**Record set:**
* start *
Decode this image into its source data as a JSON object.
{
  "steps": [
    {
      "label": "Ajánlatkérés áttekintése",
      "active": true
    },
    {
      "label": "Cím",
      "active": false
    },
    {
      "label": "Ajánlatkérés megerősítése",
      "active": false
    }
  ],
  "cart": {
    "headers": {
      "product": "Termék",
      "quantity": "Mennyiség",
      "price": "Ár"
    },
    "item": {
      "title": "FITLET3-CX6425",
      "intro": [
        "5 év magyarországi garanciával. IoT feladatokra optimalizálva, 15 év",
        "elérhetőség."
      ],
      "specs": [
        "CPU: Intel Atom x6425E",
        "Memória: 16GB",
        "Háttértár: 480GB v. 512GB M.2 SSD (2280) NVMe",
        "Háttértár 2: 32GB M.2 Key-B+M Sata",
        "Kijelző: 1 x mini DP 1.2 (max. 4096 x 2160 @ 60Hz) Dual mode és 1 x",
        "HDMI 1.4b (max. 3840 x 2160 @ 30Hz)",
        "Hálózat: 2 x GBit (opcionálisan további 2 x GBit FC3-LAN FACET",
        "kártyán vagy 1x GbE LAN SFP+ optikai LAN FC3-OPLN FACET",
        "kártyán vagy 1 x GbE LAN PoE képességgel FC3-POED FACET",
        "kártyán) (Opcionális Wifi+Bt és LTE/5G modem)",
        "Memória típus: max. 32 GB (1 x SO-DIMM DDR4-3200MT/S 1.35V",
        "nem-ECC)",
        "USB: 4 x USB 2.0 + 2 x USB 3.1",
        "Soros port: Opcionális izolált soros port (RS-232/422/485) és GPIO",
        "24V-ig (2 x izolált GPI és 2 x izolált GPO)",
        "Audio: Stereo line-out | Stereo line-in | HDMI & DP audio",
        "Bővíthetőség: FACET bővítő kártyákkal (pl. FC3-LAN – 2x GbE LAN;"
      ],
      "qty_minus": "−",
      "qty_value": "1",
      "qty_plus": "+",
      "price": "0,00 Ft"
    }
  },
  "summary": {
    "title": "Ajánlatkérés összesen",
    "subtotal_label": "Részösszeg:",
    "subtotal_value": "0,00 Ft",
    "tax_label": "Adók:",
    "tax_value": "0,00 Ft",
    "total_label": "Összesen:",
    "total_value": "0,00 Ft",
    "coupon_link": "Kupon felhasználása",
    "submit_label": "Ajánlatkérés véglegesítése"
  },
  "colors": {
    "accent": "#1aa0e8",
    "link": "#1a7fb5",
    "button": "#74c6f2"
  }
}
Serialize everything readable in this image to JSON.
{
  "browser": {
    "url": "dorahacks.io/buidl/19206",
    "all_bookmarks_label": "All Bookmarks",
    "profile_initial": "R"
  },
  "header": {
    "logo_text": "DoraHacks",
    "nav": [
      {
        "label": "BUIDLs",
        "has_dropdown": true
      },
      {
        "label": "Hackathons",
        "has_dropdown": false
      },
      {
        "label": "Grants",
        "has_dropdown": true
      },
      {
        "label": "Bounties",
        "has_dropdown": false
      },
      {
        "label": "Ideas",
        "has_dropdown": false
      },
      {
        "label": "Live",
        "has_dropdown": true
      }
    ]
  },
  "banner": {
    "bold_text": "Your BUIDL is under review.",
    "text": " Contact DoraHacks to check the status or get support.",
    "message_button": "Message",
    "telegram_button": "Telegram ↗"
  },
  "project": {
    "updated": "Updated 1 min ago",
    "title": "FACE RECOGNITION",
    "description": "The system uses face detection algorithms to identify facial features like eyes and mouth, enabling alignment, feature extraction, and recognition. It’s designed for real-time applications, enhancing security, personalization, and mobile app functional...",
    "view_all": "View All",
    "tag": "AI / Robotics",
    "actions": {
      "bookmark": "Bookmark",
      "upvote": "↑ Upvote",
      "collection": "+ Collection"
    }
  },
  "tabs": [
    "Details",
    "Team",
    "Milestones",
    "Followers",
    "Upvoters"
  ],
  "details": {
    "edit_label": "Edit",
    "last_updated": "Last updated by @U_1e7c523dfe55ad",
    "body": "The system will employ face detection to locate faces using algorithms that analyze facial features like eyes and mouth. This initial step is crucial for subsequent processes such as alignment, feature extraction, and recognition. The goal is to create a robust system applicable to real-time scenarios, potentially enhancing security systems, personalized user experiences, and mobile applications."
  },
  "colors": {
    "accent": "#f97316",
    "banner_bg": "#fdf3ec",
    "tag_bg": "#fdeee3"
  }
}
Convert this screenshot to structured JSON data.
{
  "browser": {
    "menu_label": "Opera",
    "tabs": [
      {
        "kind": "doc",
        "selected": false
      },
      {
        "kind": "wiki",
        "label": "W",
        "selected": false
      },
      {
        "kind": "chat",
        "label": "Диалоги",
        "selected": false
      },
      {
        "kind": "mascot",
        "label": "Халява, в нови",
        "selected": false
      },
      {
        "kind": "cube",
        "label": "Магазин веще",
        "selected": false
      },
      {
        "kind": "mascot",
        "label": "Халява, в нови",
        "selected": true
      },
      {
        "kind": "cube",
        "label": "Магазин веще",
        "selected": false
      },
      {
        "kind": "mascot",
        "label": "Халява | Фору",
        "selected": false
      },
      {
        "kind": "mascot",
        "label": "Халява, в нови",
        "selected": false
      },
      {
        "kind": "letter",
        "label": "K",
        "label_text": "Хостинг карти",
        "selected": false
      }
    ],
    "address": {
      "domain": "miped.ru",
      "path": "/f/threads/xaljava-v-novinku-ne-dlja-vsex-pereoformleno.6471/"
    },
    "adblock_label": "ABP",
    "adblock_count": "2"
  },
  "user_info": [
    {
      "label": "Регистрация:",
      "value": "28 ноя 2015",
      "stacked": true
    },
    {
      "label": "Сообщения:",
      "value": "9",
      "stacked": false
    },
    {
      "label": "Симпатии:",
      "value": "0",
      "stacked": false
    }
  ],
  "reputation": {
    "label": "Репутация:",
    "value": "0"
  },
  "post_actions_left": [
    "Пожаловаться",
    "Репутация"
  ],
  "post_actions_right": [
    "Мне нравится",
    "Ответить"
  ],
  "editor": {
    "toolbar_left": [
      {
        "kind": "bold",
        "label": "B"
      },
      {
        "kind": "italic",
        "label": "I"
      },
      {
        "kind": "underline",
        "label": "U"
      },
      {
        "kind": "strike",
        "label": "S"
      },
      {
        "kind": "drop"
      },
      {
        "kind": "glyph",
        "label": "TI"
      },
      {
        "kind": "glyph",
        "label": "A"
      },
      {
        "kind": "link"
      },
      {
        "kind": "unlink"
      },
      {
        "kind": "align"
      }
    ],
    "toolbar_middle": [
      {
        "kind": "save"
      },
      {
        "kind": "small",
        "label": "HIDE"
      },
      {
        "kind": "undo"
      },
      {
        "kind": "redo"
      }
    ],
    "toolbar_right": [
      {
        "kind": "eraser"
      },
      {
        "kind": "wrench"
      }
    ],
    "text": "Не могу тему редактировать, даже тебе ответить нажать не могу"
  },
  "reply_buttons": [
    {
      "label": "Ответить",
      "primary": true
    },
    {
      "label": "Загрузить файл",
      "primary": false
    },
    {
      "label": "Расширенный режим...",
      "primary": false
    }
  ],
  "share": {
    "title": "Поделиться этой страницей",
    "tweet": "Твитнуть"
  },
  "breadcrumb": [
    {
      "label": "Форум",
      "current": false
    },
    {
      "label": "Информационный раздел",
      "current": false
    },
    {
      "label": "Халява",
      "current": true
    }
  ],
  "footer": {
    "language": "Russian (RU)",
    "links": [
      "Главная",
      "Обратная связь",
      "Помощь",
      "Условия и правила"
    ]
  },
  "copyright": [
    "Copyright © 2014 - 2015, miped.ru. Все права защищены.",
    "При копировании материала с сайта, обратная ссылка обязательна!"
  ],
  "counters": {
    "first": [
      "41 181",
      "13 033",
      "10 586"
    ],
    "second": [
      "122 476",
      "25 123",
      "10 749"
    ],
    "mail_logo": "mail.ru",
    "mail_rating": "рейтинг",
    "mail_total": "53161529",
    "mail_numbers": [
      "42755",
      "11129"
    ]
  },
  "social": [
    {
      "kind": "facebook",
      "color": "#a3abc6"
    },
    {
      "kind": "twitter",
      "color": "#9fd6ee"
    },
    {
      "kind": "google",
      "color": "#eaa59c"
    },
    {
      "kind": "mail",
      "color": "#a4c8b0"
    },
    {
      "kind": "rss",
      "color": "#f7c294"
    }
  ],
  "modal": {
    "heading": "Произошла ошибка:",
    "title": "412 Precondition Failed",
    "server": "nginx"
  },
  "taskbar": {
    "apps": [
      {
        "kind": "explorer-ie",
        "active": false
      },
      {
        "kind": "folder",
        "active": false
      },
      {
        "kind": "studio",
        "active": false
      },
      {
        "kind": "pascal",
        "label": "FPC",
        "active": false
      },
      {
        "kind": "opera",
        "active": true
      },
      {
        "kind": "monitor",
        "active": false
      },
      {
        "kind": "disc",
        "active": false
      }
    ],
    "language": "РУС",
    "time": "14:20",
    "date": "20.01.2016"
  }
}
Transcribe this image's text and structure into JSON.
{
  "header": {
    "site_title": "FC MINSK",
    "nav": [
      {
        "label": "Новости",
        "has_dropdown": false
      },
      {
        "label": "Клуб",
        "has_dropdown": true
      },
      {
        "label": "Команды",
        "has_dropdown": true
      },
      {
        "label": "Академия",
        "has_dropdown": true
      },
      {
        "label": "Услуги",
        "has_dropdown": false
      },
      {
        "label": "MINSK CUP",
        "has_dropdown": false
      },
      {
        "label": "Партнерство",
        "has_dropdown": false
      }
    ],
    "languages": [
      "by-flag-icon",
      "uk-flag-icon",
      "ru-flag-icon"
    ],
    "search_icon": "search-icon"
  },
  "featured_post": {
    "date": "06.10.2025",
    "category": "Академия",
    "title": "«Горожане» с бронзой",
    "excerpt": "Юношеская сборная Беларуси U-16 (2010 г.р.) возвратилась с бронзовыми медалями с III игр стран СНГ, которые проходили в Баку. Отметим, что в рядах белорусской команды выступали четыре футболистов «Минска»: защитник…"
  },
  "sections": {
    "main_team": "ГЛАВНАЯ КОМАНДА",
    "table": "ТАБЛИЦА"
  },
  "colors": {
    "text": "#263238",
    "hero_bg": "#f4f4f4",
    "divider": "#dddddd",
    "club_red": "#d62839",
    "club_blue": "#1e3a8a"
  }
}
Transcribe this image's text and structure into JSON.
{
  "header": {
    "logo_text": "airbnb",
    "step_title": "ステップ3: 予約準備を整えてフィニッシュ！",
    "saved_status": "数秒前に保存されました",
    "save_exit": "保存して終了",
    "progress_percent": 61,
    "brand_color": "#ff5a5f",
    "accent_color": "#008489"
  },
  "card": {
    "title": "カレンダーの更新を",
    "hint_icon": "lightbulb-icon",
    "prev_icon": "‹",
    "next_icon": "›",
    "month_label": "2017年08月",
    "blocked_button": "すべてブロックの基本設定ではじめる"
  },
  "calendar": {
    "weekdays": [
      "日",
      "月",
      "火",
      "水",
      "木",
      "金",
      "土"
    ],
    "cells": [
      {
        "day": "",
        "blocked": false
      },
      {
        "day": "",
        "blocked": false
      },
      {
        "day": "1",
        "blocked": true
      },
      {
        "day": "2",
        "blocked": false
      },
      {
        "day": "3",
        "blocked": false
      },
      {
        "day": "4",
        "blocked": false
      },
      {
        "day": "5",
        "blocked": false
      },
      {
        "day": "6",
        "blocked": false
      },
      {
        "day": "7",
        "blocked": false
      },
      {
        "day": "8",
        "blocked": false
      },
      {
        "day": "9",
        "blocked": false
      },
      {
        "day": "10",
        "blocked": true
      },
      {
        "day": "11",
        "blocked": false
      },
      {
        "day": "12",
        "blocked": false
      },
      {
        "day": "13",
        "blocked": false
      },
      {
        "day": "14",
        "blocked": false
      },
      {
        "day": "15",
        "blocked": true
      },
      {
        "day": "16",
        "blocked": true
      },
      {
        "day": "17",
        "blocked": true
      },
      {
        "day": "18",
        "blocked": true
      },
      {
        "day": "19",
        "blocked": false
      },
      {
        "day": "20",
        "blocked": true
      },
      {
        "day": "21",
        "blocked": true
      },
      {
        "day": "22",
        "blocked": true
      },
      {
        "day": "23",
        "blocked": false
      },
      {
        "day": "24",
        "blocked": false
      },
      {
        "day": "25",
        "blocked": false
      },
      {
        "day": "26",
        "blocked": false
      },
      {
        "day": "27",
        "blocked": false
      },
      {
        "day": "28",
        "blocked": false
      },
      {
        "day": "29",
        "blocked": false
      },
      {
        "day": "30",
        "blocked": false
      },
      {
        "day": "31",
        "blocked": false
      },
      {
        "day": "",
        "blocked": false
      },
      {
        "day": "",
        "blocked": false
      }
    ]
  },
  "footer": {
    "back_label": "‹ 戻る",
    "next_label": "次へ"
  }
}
* end *
Collect the lines that hold "mobile".

**Output below:**
    "description": "The system uses face detection algorithms to identify facial features like eyes and mouth, enabling alignment, feature extraction, and recognition. It’s designed for real-time applications, enhancing security, personalization, and mobile app functional...",
    "body": "The system will employ face detection to locate faces using algorithms that analyze facial features like eyes and mouth. This initial step is crucial for subsequent processes such as alignment, feature extraction, and recognition. The goal is to create a robust system applicable to real-time scenarios, potentially enhancing security systems, personalized user experiences, and mobile applications."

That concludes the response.